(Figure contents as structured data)
────────────────

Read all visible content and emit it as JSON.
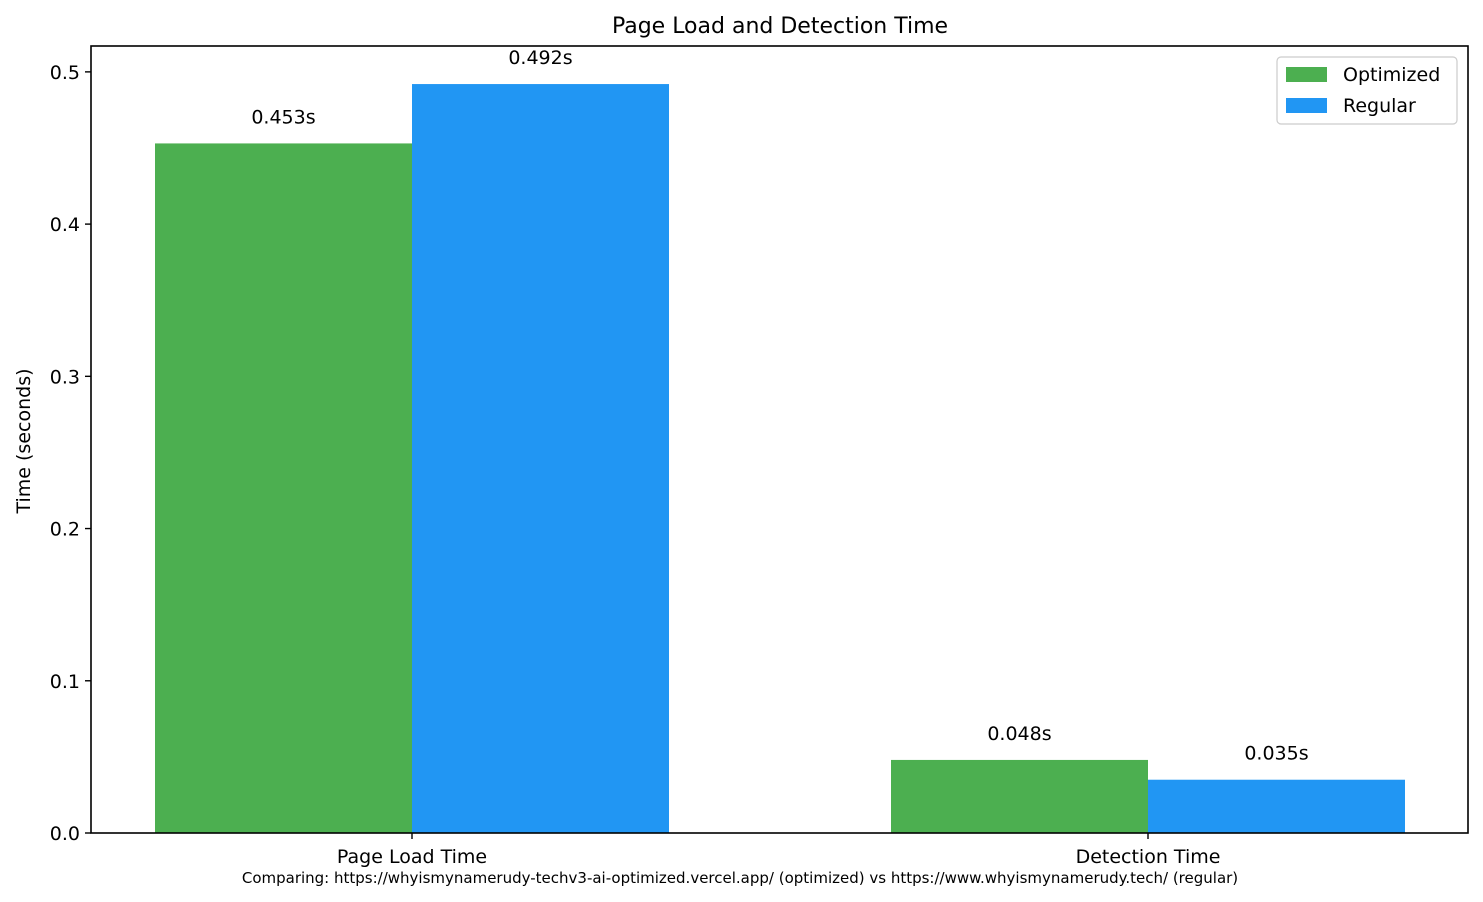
{
  "chart_data": {
    "type": "bar",
    "title": "Page Load and Detection Time",
    "xlabel": "",
    "ylabel": "Time (seconds)",
    "categories": [
      "Page Load Time",
      "Detection Time"
    ],
    "series": [
      {
        "name": "Optimized",
        "color": "#4caf50",
        "values": [
          0.453,
          0.048
        ],
        "labels": [
          "0.453s",
          "0.048s"
        ]
      },
      {
        "name": "Regular",
        "color": "#2196f3",
        "values": [
          0.492,
          0.035
        ],
        "labels": [
          "0.492s",
          "0.035s"
        ]
      }
    ],
    "ylim": [
      0,
      0.517
    ],
    "yticks": [
      0.0,
      0.1,
      0.2,
      0.3,
      0.4,
      0.5
    ],
    "ytick_labels": [
      "0.0",
      "0.1",
      "0.2",
      "0.3",
      "0.4",
      "0.5"
    ],
    "grid": false,
    "legend_position": "top-right",
    "footnote": "Comparing: https://whyismynamerudy-techv3-ai-optimized.vercel.app/ (optimized) vs https://www.whyismynamerudy.tech/ (regular)"
  }
}
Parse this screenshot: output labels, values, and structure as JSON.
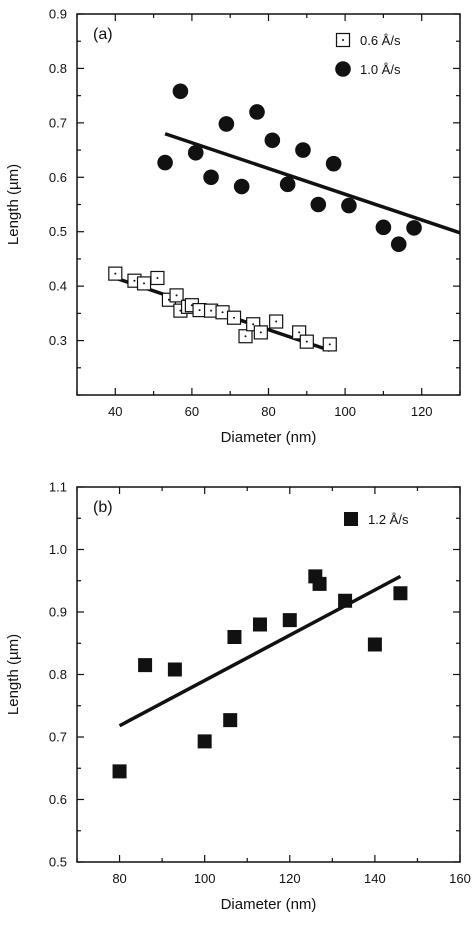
{
  "chart_data": [
    {
      "type": "scatter",
      "panel_label": "(a)",
      "xlabel": "Diameter (nm)",
      "ylabel": "Length (µm)",
      "xlim": [
        30,
        130
      ],
      "ylim": [
        0.2,
        0.9
      ],
      "xticks": [
        40,
        60,
        80,
        100,
        120
      ],
      "yticks": [
        0.3,
        0.4,
        0.5,
        0.6,
        0.7,
        0.8,
        0.9
      ],
      "ytick_labels": [
        "0.3",
        "0.4",
        "0.5",
        "0.6",
        "0.7",
        "0.8",
        "0.9"
      ],
      "grid": false,
      "legend_position": "top-right",
      "series": [
        {
          "name": "0.6 Å/s",
          "marker": "open-square-dot",
          "points": [
            [
              40,
              0.423
            ],
            [
              45,
              0.41
            ],
            [
              47.5,
              0.405
            ],
            [
              51,
              0.415
            ],
            [
              54,
              0.375
            ],
            [
              56,
              0.383
            ],
            [
              57,
              0.355
            ],
            [
              59,
              0.362
            ],
            [
              60,
              0.365
            ],
            [
              62,
              0.356
            ],
            [
              65,
              0.355
            ],
            [
              68,
              0.352
            ],
            [
              71,
              0.342
            ],
            [
              74,
              0.308
            ],
            [
              76,
              0.33
            ],
            [
              78,
              0.315
            ],
            [
              82,
              0.335
            ],
            [
              88,
              0.315
            ],
            [
              90,
              0.298
            ],
            [
              96,
              0.293
            ]
          ],
          "fit": [
            [
              40,
              0.415
            ],
            [
              96,
              0.282
            ]
          ]
        },
        {
          "name": "1.0 Å/s",
          "marker": "filled-circle",
          "points": [
            [
              53,
              0.627
            ],
            [
              57,
              0.758
            ],
            [
              61,
              0.645
            ],
            [
              65,
              0.6
            ],
            [
              69,
              0.698
            ],
            [
              73,
              0.583
            ],
            [
              77,
              0.72
            ],
            [
              81,
              0.668
            ],
            [
              85,
              0.587
            ],
            [
              89,
              0.65
            ],
            [
              93,
              0.55
            ],
            [
              97,
              0.625
            ],
            [
              101,
              0.548
            ],
            [
              110,
              0.508
            ],
            [
              114,
              0.477
            ],
            [
              118,
              0.507
            ]
          ],
          "fit": [
            [
              53,
              0.68
            ],
            [
              130,
              0.498
            ]
          ]
        }
      ]
    },
    {
      "type": "scatter",
      "panel_label": "(b)",
      "xlabel": "Diameter (nm)",
      "ylabel": "Length (µm)",
      "xlim": [
        70,
        160
      ],
      "ylim": [
        0.5,
        1.1
      ],
      "xticks": [
        80,
        100,
        120,
        140,
        160
      ],
      "yticks": [
        0.5,
        0.6,
        0.7,
        0.8,
        0.9,
        1.0,
        1.1
      ],
      "ytick_labels": [
        "0.5",
        "0.6",
        "0.7",
        "0.8",
        "0.9",
        "1.0",
        "1.1"
      ],
      "grid": false,
      "legend_position": "top-right",
      "series": [
        {
          "name": "1.2 Å/s",
          "marker": "filled-square",
          "points": [
            [
              80,
              0.645
            ],
            [
              86,
              0.815
            ],
            [
              93,
              0.808
            ],
            [
              100,
              0.693
            ],
            [
              106,
              0.727
            ],
            [
              107,
              0.86
            ],
            [
              113,
              0.88
            ],
            [
              120,
              0.887
            ],
            [
              126,
              0.957
            ],
            [
              127,
              0.945
            ],
            [
              133,
              0.918
            ],
            [
              140,
              0.848
            ],
            [
              146,
              0.93
            ]
          ],
          "fit": [
            [
              80,
              0.718
            ],
            [
              146,
              0.957
            ]
          ]
        }
      ]
    }
  ]
}
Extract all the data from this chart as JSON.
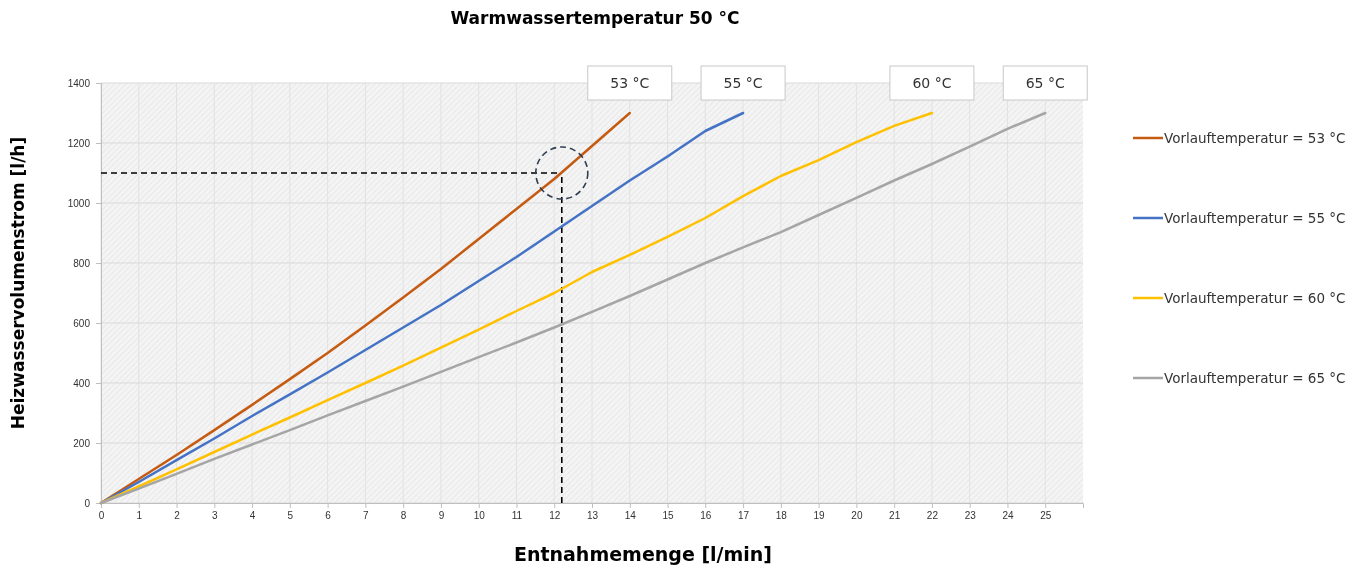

────────────────

Instructions to follow -
Exclude the pictures, and transcribe all of the material exactly.

Output below -
Read all visible content and emit it as JSON.
{
  "chart_data": {
    "type": "bar",
    "title": "Page Load and Detection Time",
    "xlabel": "",
    "ylabel": "Time (seconds)",
    "categories": [
      "Page Load Time",
      "Detection Time"
    ],
    "series": [
      {
        "name": "Optimized",
        "color": "#4caf50",
        "values": [
          0.453,
          0.048
        ],
        "labels": [
          "0.453s",
          "0.048s"
        ]
      },
      {
        "name": "Regular",
        "color": "#2196f3",
        "values": [
          0.492,
          0.035
        ],
        "labels": [
          "0.492s",
          "0.035s"
        ]
      }
    ],
    "ylim": [
      0,
      0.517
    ],
    "yticks": [
      0.0,
      0.1,
      0.2,
      0.3,
      0.4,
      0.5
    ],
    "ytick_labels": [
      "0.0",
      "0.1",
      "0.2",
      "0.3",
      "0.4",
      "0.5"
    ],
    "grid": false,
    "legend_position": "top-right",
    "footnote": "Comparing: https://whyismynamerudy-techv3-ai-optimized.vercel.app/ (optimized) vs https://www.whyismynamerudy.tech/ (regular)"
  }
}
Parse this screenshot: output labels, values, and structure as JSON.
{
  "chart_data": [
    {
      "type": "scatter",
      "panel_label": "(a)",
      "xlabel": "Diameter (nm)",
      "ylabel": "Length (µm)",
      "xlim": [
        30,
        130
      ],
      "ylim": [
        0.2,
        0.9
      ],
      "xticks": [
        40,
        60,
        80,
        100,
        120
      ],
      "yticks": [
        0.3,
        0.4,
        0.5,
        0.6,
        0.7,
        0.8,
        0.9
      ],
      "ytick_labels": [
        "0.3",
        "0.4",
        "0.5",
        "0.6",
        "0.7",
        "0.8",
        "0.9"
      ],
      "grid": false,
      "legend_position": "top-right",
      "series": [
        {
          "name": "0.6 Å/s",
          "marker": "open-square-dot",
          "points": [
            [
              40,
              0.423
            ],
            [
              45,
              0.41
            ],
            [
              47.5,
              0.405
            ],
            [
              51,
              0.415
            ],
            [
              54,
              0.375
            ],
            [
              56,
              0.383
            ],
            [
              57,
              0.355
            ],
            [
              59,
              0.362
            ],
            [
              60,
              0.365
            ],
            [
              62,
              0.356
            ],
            [
              65,
              0.355
            ],
            [
              68,
              0.352
            ],
            [
              71,
              0.342
            ],
            [
              74,
              0.308
            ],
            [
              76,
              0.33
            ],
            [
              78,
              0.315
            ],
            [
              82,
              0.335
            ],
            [
              88,
              0.315
            ],
            [
              90,
              0.298
            ],
            [
              96,
              0.293
            ]
          ],
          "fit": [
            [
              40,
              0.415
            ],
            [
              96,
              0.282
            ]
          ]
        },
        {
          "name": "1.0 Å/s",
          "marker": "filled-circle",
          "points": [
            [
              53,
              0.627
            ],
            [
              57,
              0.758
            ],
            [
              61,
              0.645
            ],
            [
              65,
              0.6
            ],
            [
              69,
              0.698
            ],
            [
              73,
              0.583
            ],
            [
              77,
              0.72
            ],
            [
              81,
              0.668
            ],
            [
              85,
              0.587
            ],
            [
              89,
              0.65
            ],
            [
              93,
              0.55
            ],
            [
              97,
              0.625
            ],
            [
              101,
              0.548
            ],
            [
              110,
              0.508
            ],
            [
              114,
              0.477
            ],
            [
              118,
              0.507
            ]
          ],
          "fit": [
            [
              53,
              0.68
            ],
            [
              130,
              0.498
            ]
          ]
        }
      ]
    },
    {
      "type": "scatter",
      "panel_label": "(b)",
      "xlabel": "Diameter (nm)",
      "ylabel": "Length (µm)",
      "xlim": [
        70,
        160
      ],
      "ylim": [
        0.5,
        1.1
      ],
      "xticks": [
        80,
        100,
        120,
        140,
        160
      ],
      "yticks": [
        0.5,
        0.6,
        0.7,
        0.8,
        0.9,
        1.0,
        1.1
      ],
      "ytick_labels": [
        "0.5",
        "0.6",
        "0.7",
        "0.8",
        "0.9",
        "1.0",
        "1.1"
      ],
      "grid": false,
      "legend_position": "top-right",
      "series": [
        {
          "name": "1.2 Å/s",
          "marker": "filled-square",
          "points": [
            [
              80,
              0.645
            ],
            [
              86,
              0.815
            ],
            [
              93,
              0.808
            ],
            [
              100,
              0.693
            ],
            [
              106,
              0.727
            ],
            [
              107,
              0.86
            ],
            [
              113,
              0.88
            ],
            [
              120,
              0.887
            ],
            [
              126,
              0.957
            ],
            [
              127,
              0.945
            ],
            [
              133,
              0.918
            ],
            [
              140,
              0.848
            ],
            [
              146,
              0.93
            ]
          ],
          "fit": [
            [
              80,
              0.718
            ],
            [
              146,
              0.957
            ]
          ]
        }
      ]
    }
  ]
}
Extract all the data from this chart as JSON.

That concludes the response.